* _AIM OF THE EXERCISE_
Repeat the material below word for word and leave out all pictures.

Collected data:
>> Start

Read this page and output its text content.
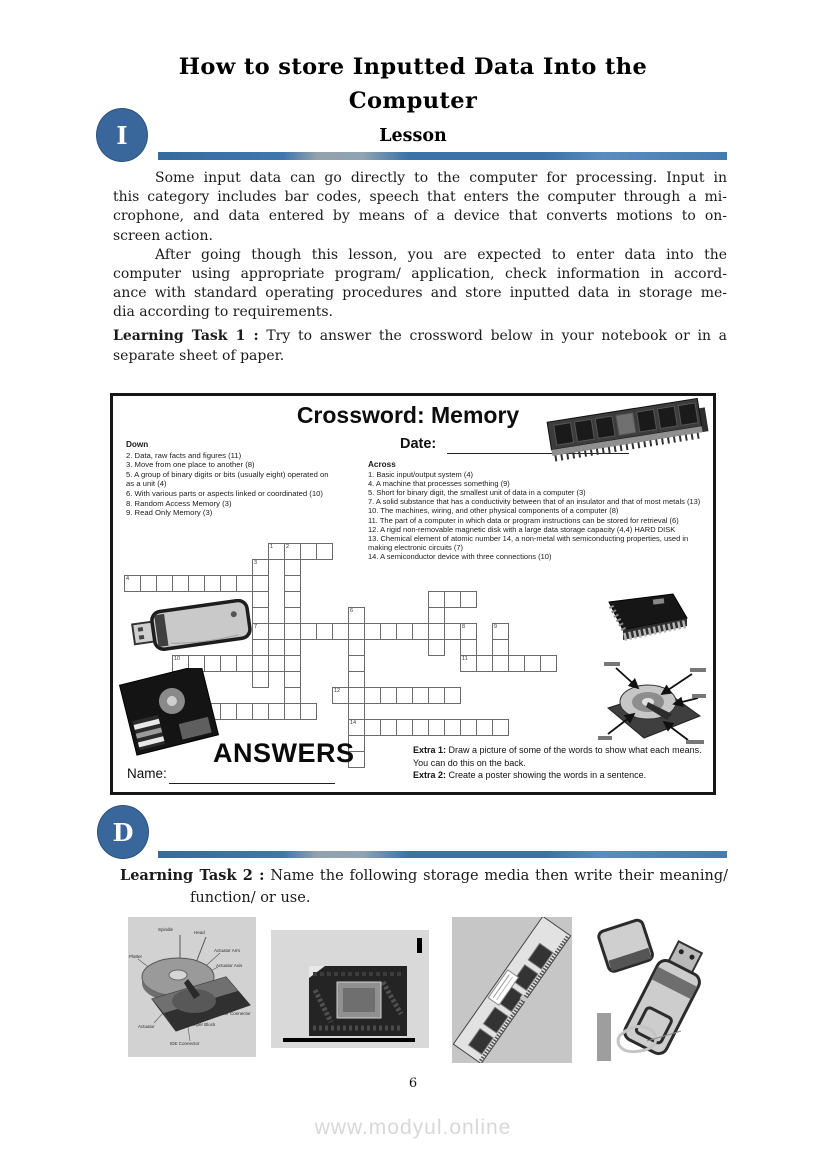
How to store Inputted Data Into the
Computer
I	Lesson
Some input data can go directly to the computer for processing. Input in
this category includes bar codes, speech that enters the computer through a mi-
crophone, and data entered by means of a device that converts motions to on-
screen action.
After going though this lesson, you are expected to enter data into the
computer using appropriate program/ application, check information in accord-
ance with standard operating procedures and store inputted data in storage me-
dia according to requirements.
Learning Task 1 : Try to answer the crossword below in your notebook or in a
separate sheet of paper.
Crossword: Memory
Date:
Down
2. Data, raw facts and figures (11)
3. Move from one place to another (8)
5. A group of binary digits or bits (usually eight) operated on as a unit (4)
6. With various parts or aspects linked or coordinated (10)
8. Random Access Memory (3)
9. Read Only Memory (3)
Across
1. Basic input/output system (4)
4. A machine that processes something (9)
5. Short for binary digit, the smallest unit of data in a computer (3)
7. A solid substance that has a conductivity between that of an insulator and that of most metals (13)
10. The machines, wiring, and other physical components of a computer (8)
11. The part of a computer in which data or program instructions can be stored for retrieval (6)
12. A rigid non-removable magnetic disk with a large data storage capacity (4,4) HARD DISK
13. Chemical element of atomic number 14, a non-metal with semiconducting properties, used in making electronic circuits (7)
14. A semiconductor device with three connections (10)
1 2
3
4
6
7	8	9
10	11
12
14
ANSWERS
Name:
Extra 1: Draw a picture of some of the words to show what each means. You can do this on the back.
Extra 2: Create a poster showing the words in a sentence.
D
Learning Task 2 : Name the following storage media then write their meaning/
function/ or use.
Spindle
Head
Actuator Arm
Actuator Axis
Platter
Power Connector
Jumper Block
IDE Connector
Actuator
6
www.modyul.online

>> End

* _THE COMPLETED TASK_
Read this page and output its text content.
How to store Inputted Data Into the
Computer
I	Lesson
Some input data can go directly to the computer for processing. Input in
this category includes bar codes, speech that enters the computer through a mi-
crophone, and data entered by means of a device that converts motions to on-
screen action.
After going though this lesson, you are expected to enter data into the
computer using appropriate program/ application, check information in accord-
ance with standard operating procedures and store inputted data in storage me-
dia according to requirements.
Learning Task 1 : Try to answer the crossword below in your notebook or in a
separate sheet of paper.
Crossword: Memory
Date:
Down
2. Data, raw facts and figures (11)
3. Move from one place to another (8)
5. A group of binary digits or bits (usually eight) operated on as a unit (4)
6. With various parts or aspects linked or coordinated (10)
8. Random Access Memory (3)
9. Read Only Memory (3)
Across
1. Basic input/output system (4)
4. A machine that processes something (9)
5. Short for binary digit, the smallest unit of data in a computer (3)
7. A solid substance that has a conductivity between that of an insulator and that of most metals (13)
10. The machines, wiring, and other physical components of a computer (8)
11. The part of a computer in which data or program instructions can be stored for retrieval (6)
12. A rigid non-removable magnetic disk with a large data storage capacity (4,4) HARD DISK
13. Chemical element of atomic number 14, a non-metal with semiconducting properties, used in making electronic circuits (7)
14. A semiconductor device with three connections (10)
1 2
3
4
6
7	8	9
10	11
12
14
ANSWERS
Name:
Extra 1: Draw a picture of some of the words to show what each means. You can do this on the back.
Extra 2: Create a poster showing the words in a sentence.
D
Learning Task 2 : Name the following storage media then write their meaning/
function/ or use.
Spindle
Head
Actuator Arm
Actuator Axis
Platter
Power Connector
Jumper Block
IDE Connector
Actuator
6
www.modyul.online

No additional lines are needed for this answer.